### TASK DIRECTIONS
Without including any images, repeat the data exactly.

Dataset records

++++

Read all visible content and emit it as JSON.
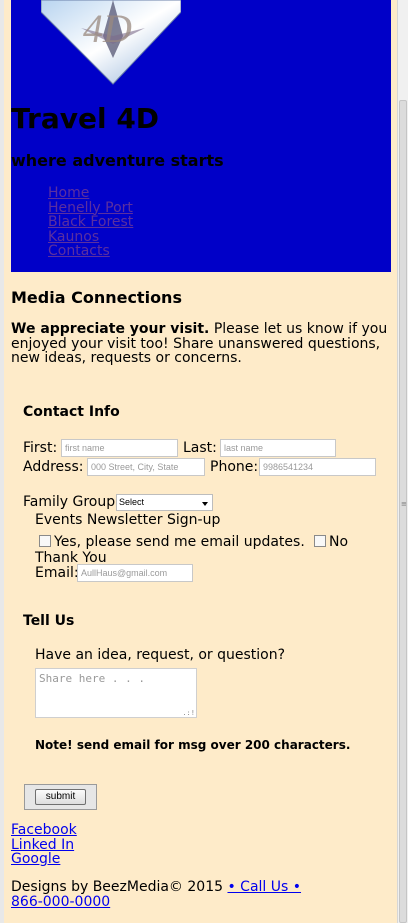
{
  "header": {
    "title": "Travel 4D",
    "tagline": "where adventure starts",
    "logo_text": "4D",
    "background": "#0000c8"
  },
  "nav": {
    "items": [
      "Home",
      "Henelly Port",
      "Black Forest",
      "Kaunos",
      "Contacts"
    ],
    "link_color": "#5b2fa0"
  },
  "main": {
    "title": "Media Connections",
    "intro_strong": "We appreciate your visit.",
    "intro_text": "Please let us know if you enjoyed your visit too! Share unanswered questions, new ideas, requests or concerns."
  },
  "contact": {
    "heading": "Contact Info",
    "first_label": "First:",
    "first_placeholder": "first name",
    "last_label": "Last:",
    "last_placeholder": "last name",
    "address_label": "Address:",
    "address_placeholder": "000 Street, City, State",
    "phone_label": "Phone:",
    "phone_placeholder": "9986541234",
    "family_label": "Family Group",
    "family_selected": "Select",
    "newsletter_label": "Events Newsletter Sign-up",
    "yes_label": "Yes, please send me email updates.",
    "no_label": "No",
    "no_label_cont": "Thank You",
    "email_label": "Email:",
    "email_placeholder": "AullHaus@gmail.com"
  },
  "tell": {
    "heading": "Tell Us",
    "question": "Have an idea, request, or question?",
    "textarea_placeholder": "Share here . . .",
    "note": "Note! send email for msg over 200 characters."
  },
  "form": {
    "submit_label": "submit"
  },
  "social": {
    "items": [
      "Facebook",
      "Linked In",
      "Google"
    ]
  },
  "footer": {
    "credit": "Designs by BeezMedia© 2015",
    "call_link": "• Call Us •",
    "phone": "866-000-0000"
  },
  "colors": {
    "page_bg": "#feebc9",
    "link": "#0000ee"
  }
}
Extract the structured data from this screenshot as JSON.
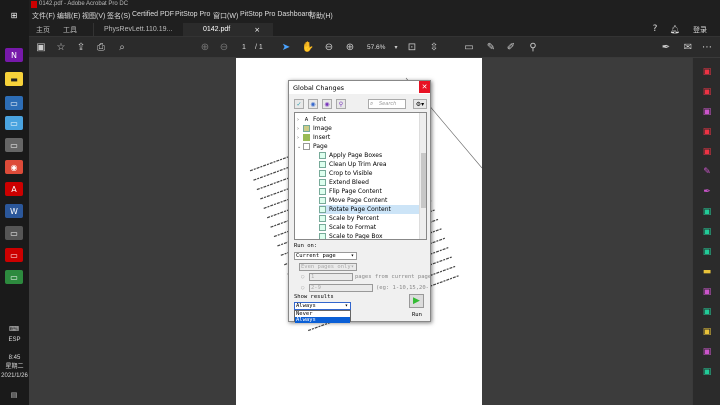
{
  "taskbar": {
    "lang": "ESP",
    "time": "8:45",
    "weekday": "星期二",
    "date": "2021/1/26"
  },
  "window": {
    "title": "0142.pdf - Adobe Acrobat Pro DC"
  },
  "menu": [
    "文件(F)",
    "编辑(E)",
    "视图(V)",
    "签名(S)",
    "Certified PDF",
    "PitStop Pro",
    "窗口(W)",
    "PitStop Pro Dashboard",
    "帮助(H)"
  ],
  "tabs": {
    "home": "主页",
    "tools": "工具",
    "doc1": "PhysRevLett.110.19...",
    "doc2": "0142.pdf",
    "login": "登录"
  },
  "toolbar": {
    "page_current": "1",
    "page_total": "/ 1",
    "zoom": "57.6%"
  },
  "dialog": {
    "title": "Global Changes",
    "search_placeholder": "Search",
    "tree": [
      {
        "label": "Font",
        "level": 1
      },
      {
        "label": "Image",
        "level": 1
      },
      {
        "label": "Insert",
        "level": 1
      },
      {
        "label": "Page",
        "level": 1
      },
      {
        "label": "Apply Page Boxes",
        "level": 2
      },
      {
        "label": "Clean Up Trim Area",
        "level": 2
      },
      {
        "label": "Crop to Visible",
        "level": 2
      },
      {
        "label": "Extend Bleed",
        "level": 2
      },
      {
        "label": "Flip Page Content",
        "level": 2
      },
      {
        "label": "Move Page Content",
        "level": 2
      },
      {
        "label": "Rotate Page Content",
        "level": 2
      },
      {
        "label": "Scale by Percent",
        "level": 2
      },
      {
        "label": "Scale to Format",
        "level": 2
      },
      {
        "label": "Scale to Page Box",
        "level": 2
      }
    ],
    "run_on_label": "Run on:",
    "run_on_value": "Current page",
    "even_pages": "Even pages only",
    "pages_count": "1",
    "pages_from_current": "pages from current page",
    "range_value": "2-9",
    "range_hint": "(eg: 1-10,15,20-)",
    "show_results_label": "Show results",
    "show_results_value": "Always",
    "options": [
      "Never",
      "Always"
    ],
    "run_label": "Run"
  }
}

++++

### FULL RESPONSE
Read all visible content and emit it as JSON.
{
  "header": {
    "title": "Travel 4D",
    "tagline": "where adventure starts",
    "logo_text": "4D",
    "background": "#0000c8"
  },
  "nav": {
    "items": [
      "Home",
      "Henelly Port",
      "Black Forest",
      "Kaunos",
      "Contacts"
    ],
    "link_color": "#5b2fa0"
  },
  "main": {
    "title": "Media Connections",
    "intro_strong": "We appreciate your visit.",
    "intro_text": "Please let us know if you enjoyed your visit too! Share unanswered questions, new ideas, requests or concerns."
  },
  "contact": {
    "heading": "Contact Info",
    "first_label": "First:",
    "first_placeholder": "first name",
    "last_label": "Last:",
    "last_placeholder": "last name",
    "address_label": "Address:",
    "address_placeholder": "000 Street, City, State",
    "phone_label": "Phone:",
    "phone_placeholder": "9986541234",
    "family_label": "Family Group",
    "family_selected": "Select",
    "newsletter_label": "Events Newsletter Sign-up",
    "yes_label": "Yes, please send me email updates.",
    "no_label": "No",
    "no_label_cont": "Thank You",
    "email_label": "Email:",
    "email_placeholder": "AullHaus@gmail.com"
  },
  "tell": {
    "heading": "Tell Us",
    "question": "Have an idea, request, or question?",
    "textarea_placeholder": "Share here . . .",
    "note": "Note! send email for msg over 200 characters."
  },
  "form": {
    "submit_label": "submit"
  },
  "social": {
    "items": [
      "Facebook",
      "Linked In",
      "Google"
    ]
  },
  "footer": {
    "credit": "Designs by BeezMedia© 2015",
    "call_link": "• Call Us •",
    "phone": "866-000-0000"
  },
  "colors": {
    "page_bg": "#feebc9",
    "link": "#0000ee"
  }
}
Extract the structured data from this screenshot as JSON.
{
  "taskbar": {
    "lang": "ESP",
    "time": "8:45",
    "weekday": "星期二",
    "date": "2021/1/26"
  },
  "window": {
    "title": "0142.pdf - Adobe Acrobat Pro DC"
  },
  "menu": [
    "文件(F)",
    "编辑(E)",
    "视图(V)",
    "签名(S)",
    "Certified PDF",
    "PitStop Pro",
    "窗口(W)",
    "PitStop Pro Dashboard",
    "帮助(H)"
  ],
  "tabs": {
    "home": "主页",
    "tools": "工具",
    "doc1": "PhysRevLett.110.19...",
    "doc2": "0142.pdf",
    "login": "登录"
  },
  "toolbar": {
    "page_current": "1",
    "page_total": "/ 1",
    "zoom": "57.6%"
  },
  "dialog": {
    "title": "Global Changes",
    "search_placeholder": "Search",
    "tree": [
      {
        "label": "Font",
        "level": 1
      },
      {
        "label": "Image",
        "level": 1
      },
      {
        "label": "Insert",
        "level": 1
      },
      {
        "label": "Page",
        "level": 1
      },
      {
        "label": "Apply Page Boxes",
        "level": 2
      },
      {
        "label": "Clean Up Trim Area",
        "level": 2
      },
      {
        "label": "Crop to Visible",
        "level": 2
      },
      {
        "label": "Extend Bleed",
        "level": 2
      },
      {
        "label": "Flip Page Content",
        "level": 2
      },
      {
        "label": "Move Page Content",
        "level": 2
      },
      {
        "label": "Rotate Page Content",
        "level": 2
      },
      {
        "label": "Scale by Percent",
        "level": 2
      },
      {
        "label": "Scale to Format",
        "level": 2
      },
      {
        "label": "Scale to Page Box",
        "level": 2
      }
    ],
    "run_on_label": "Run on:",
    "run_on_value": "Current page",
    "even_pages": "Even pages only",
    "pages_count": "1",
    "pages_from_current": "pages from current page",
    "range_value": "2-9",
    "range_hint": "(eg: 1-10,15,20-)",
    "show_results_label": "Show results",
    "show_results_value": "Always",
    "options": [
      "Never",
      "Always"
    ],
    "run_label": "Run"
  }
}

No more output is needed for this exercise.